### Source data
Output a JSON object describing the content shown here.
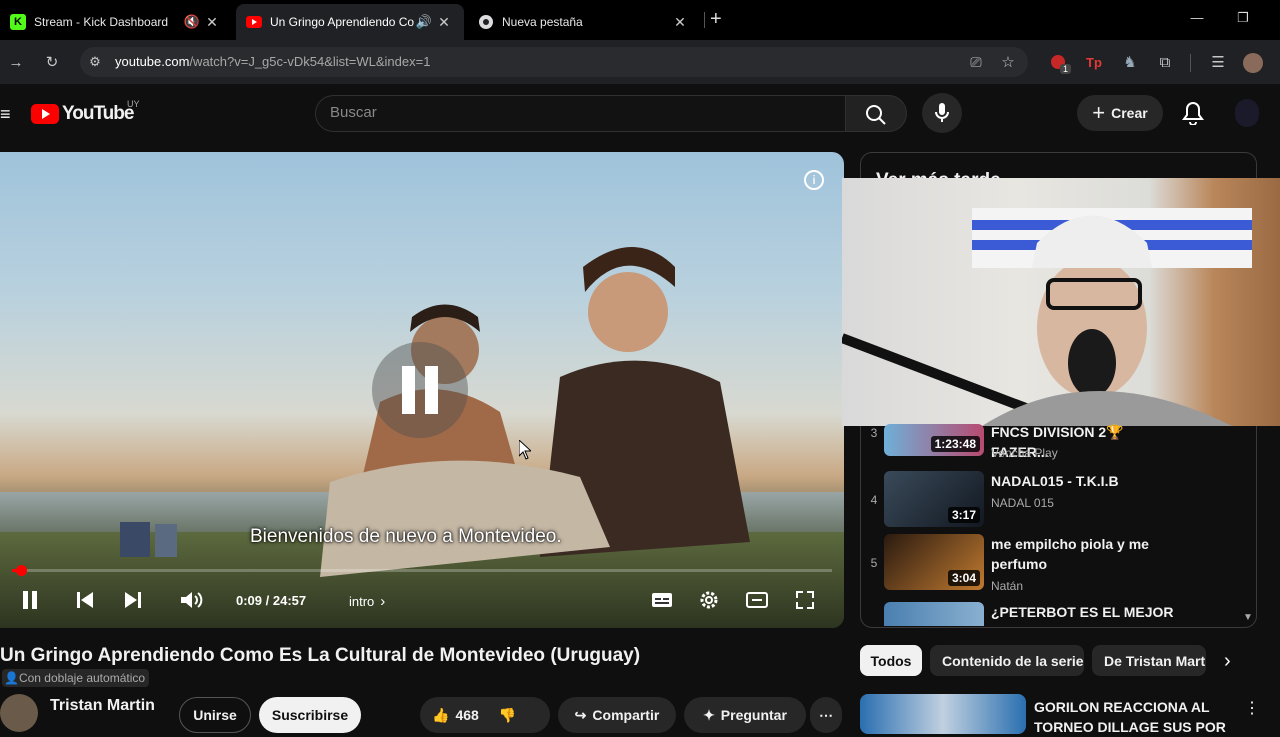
{
  "browser": {
    "tabs": [
      {
        "title": "Stream - Kick Dashboard",
        "favicon": "K"
      },
      {
        "title": "Un Gringo Aprendiendo Co"
      },
      {
        "title": "Nueva pestaña"
      }
    ],
    "url_host": "youtube.com",
    "url_path": "/watch?v=J_g5c-vDk54&list=WL&index=1",
    "extension_badge": "1"
  },
  "youtube": {
    "logo_text": "YouTube",
    "country_code": "UY",
    "search_placeholder": "Buscar",
    "create_label": "Crear"
  },
  "player": {
    "subtitle": "Bienvenidos de nuevo a Montevideo.",
    "time": "0:09 / 24:57",
    "chapter": "intro",
    "progress_fraction": 0.006
  },
  "video": {
    "title": "Un Gringo Aprendiendo Como Es La Cultural de Montevideo (Uruguay)",
    "dubbing": "Con doblaje automático",
    "channel": "Tristan Martin",
    "join_label": "Unirse",
    "subscribe_label": "Suscribirse",
    "likes": "468",
    "share_label": "Compartir",
    "ask_label": "Preguntar"
  },
  "sidebar": {
    "header": "Ver más tarde",
    "items": [
      {
        "index": "3",
        "title": "FNCS DIVISION 2🏆FAZER...",
        "channel": "Vencha Play",
        "duration": "1:23:48"
      },
      {
        "index": "4",
        "title": "NADAL015 - T.K.I.B",
        "channel": "NADAL 015",
        "duration": "3:17"
      },
      {
        "index": "5",
        "title": "me empilcho piola y me perfumo",
        "channel": "Natán",
        "duration": "3:04"
      },
      {
        "index": "",
        "title": "¿PETERBOT ES EL MEJOR DE LA HISTORIA ACTUALMENTE",
        "channel": "",
        "duration": ""
      }
    ]
  },
  "chips": [
    "Todos",
    "Contenido de la serie",
    "De Tristan Martin"
  ],
  "recommendation": {
    "title": "GORILON REACCIONA AL TORNEO DILLAGE SUS POR"
  },
  "colors": {
    "accent": "#ff0000",
    "background": "#0f0f0f"
  }
}
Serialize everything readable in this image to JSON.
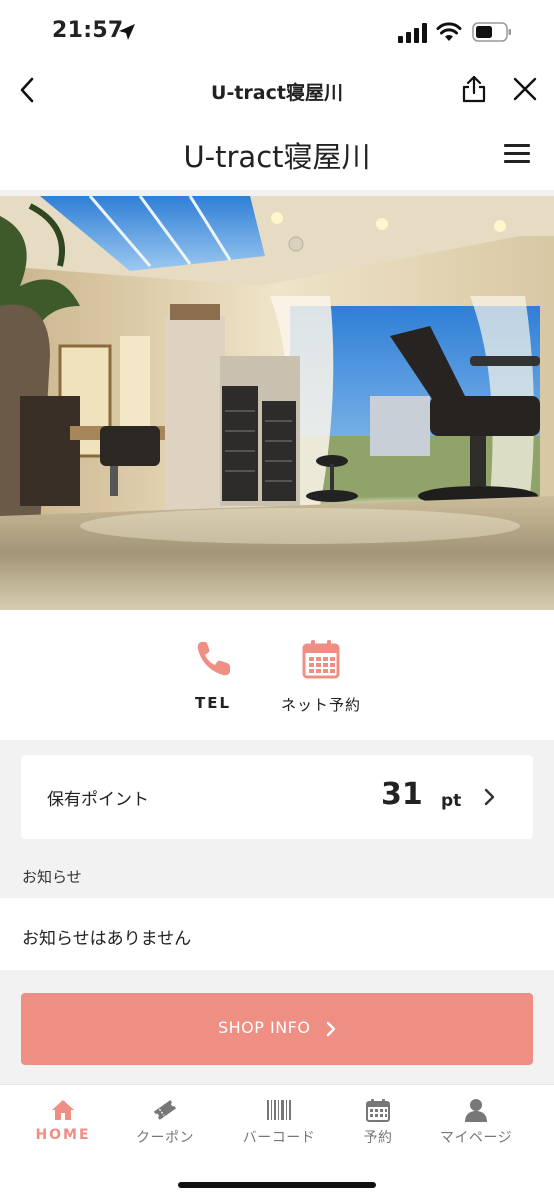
{
  "status_bar": {
    "time": "21:57"
  },
  "browser_nav": {
    "title": "U-tract寝屋川",
    "back_icon": "chevron-left-icon",
    "share_icon": "share-icon",
    "close_icon": "close-icon"
  },
  "site_header": {
    "title": "U-tract寝屋川",
    "menu_icon": "hamburger-menu-icon"
  },
  "hero": {
    "description_icon": "salon-interior-photo"
  },
  "actions": [
    {
      "label": "TEL",
      "icon": "phone-icon"
    },
    {
      "label": "ネット予約",
      "icon": "calendar-icon"
    }
  ],
  "points": {
    "label": "保有ポイント",
    "value": "31",
    "unit": "pt"
  },
  "notice": {
    "heading": "お知らせ",
    "text": "お知らせはありません"
  },
  "shop_info": {
    "label": "SHOP INFO"
  },
  "tabs": [
    {
      "label": "HOME",
      "icon": "home-icon",
      "active": true
    },
    {
      "label": "クーポン",
      "icon": "ticket-icon",
      "active": false
    },
    {
      "label": "バーコード",
      "icon": "barcode-icon",
      "active": false
    },
    {
      "label": "予約",
      "icon": "calendar-icon",
      "active": false
    },
    {
      "label": "マイページ",
      "icon": "person-icon",
      "active": false
    }
  ],
  "colors": {
    "accent": "#ef8f84",
    "background_grey": "#f2f2f2",
    "text": "#222222"
  }
}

### Exercise
Print out the material word for word, omitting the pictures.

### Answer
Output a JSON object describing the content shown here.
{
  "browser": {
    "tabs": [
      {
        "title": "Stream - Kick Dashboard",
        "favicon": "K"
      },
      {
        "title": "Un Gringo Aprendiendo Co"
      },
      {
        "title": "Nueva pestaña"
      }
    ],
    "url_host": "youtube.com",
    "url_path": "/watch?v=J_g5c-vDk54&list=WL&index=1",
    "extension_badge": "1"
  },
  "youtube": {
    "logo_text": "YouTube",
    "country_code": "UY",
    "search_placeholder": "Buscar",
    "create_label": "Crear"
  },
  "player": {
    "subtitle": "Bienvenidos de nuevo a Montevideo.",
    "time": "0:09 / 24:57",
    "chapter": "intro",
    "progress_fraction": 0.006
  },
  "video": {
    "title": "Un Gringo Aprendiendo Como Es La Cultural de Montevideo (Uruguay)",
    "dubbing": "Con doblaje automático",
    "channel": "Tristan Martin",
    "join_label": "Unirse",
    "subscribe_label": "Suscribirse",
    "likes": "468",
    "share_label": "Compartir",
    "ask_label": "Preguntar"
  },
  "sidebar": {
    "header": "Ver más tarde",
    "items": [
      {
        "index": "3",
        "title": "FNCS DIVISION 2🏆FAZER...",
        "channel": "Vencha Play",
        "duration": "1:23:48"
      },
      {
        "index": "4",
        "title": "NADAL015 - T.K.I.B",
        "channel": "NADAL 015",
        "duration": "3:17"
      },
      {
        "index": "5",
        "title": "me empilcho piola y me perfumo",
        "channel": "Natán",
        "duration": "3:04"
      },
      {
        "index": "",
        "title": "¿PETERBOT ES EL MEJOR DE LA HISTORIA ACTUALMENTE",
        "channel": "",
        "duration": ""
      }
    ]
  },
  "chips": [
    "Todos",
    "Contenido de la serie",
    "De Tristan Martin"
  ],
  "recommendation": {
    "title": "GORILON REACCIONA AL TORNEO DILLAGE SUS POR"
  },
  "colors": {
    "accent": "#ff0000",
    "background": "#0f0f0f"
  }
}
Serialize everything readable in this image to JSON.
{
  "status_bar": {
    "time": "21:57"
  },
  "browser_nav": {
    "title": "U-tract寝屋川",
    "back_icon": "chevron-left-icon",
    "share_icon": "share-icon",
    "close_icon": "close-icon"
  },
  "site_header": {
    "title": "U-tract寝屋川",
    "menu_icon": "hamburger-menu-icon"
  },
  "hero": {
    "description_icon": "salon-interior-photo"
  },
  "actions": [
    {
      "label": "TEL",
      "icon": "phone-icon"
    },
    {
      "label": "ネット予約",
      "icon": "calendar-icon"
    }
  ],
  "points": {
    "label": "保有ポイント",
    "value": "31",
    "unit": "pt"
  },
  "notice": {
    "heading": "お知らせ",
    "text": "お知らせはありません"
  },
  "shop_info": {
    "label": "SHOP INFO"
  },
  "tabs": [
    {
      "label": "HOME",
      "icon": "home-icon",
      "active": true
    },
    {
      "label": "クーポン",
      "icon": "ticket-icon",
      "active": false
    },
    {
      "label": "バーコード",
      "icon": "barcode-icon",
      "active": false
    },
    {
      "label": "予約",
      "icon": "calendar-icon",
      "active": false
    },
    {
      "label": "マイページ",
      "icon": "person-icon",
      "active": false
    }
  ],
  "colors": {
    "accent": "#ef8f84",
    "background_grey": "#f2f2f2",
    "text": "#222222"
  }
}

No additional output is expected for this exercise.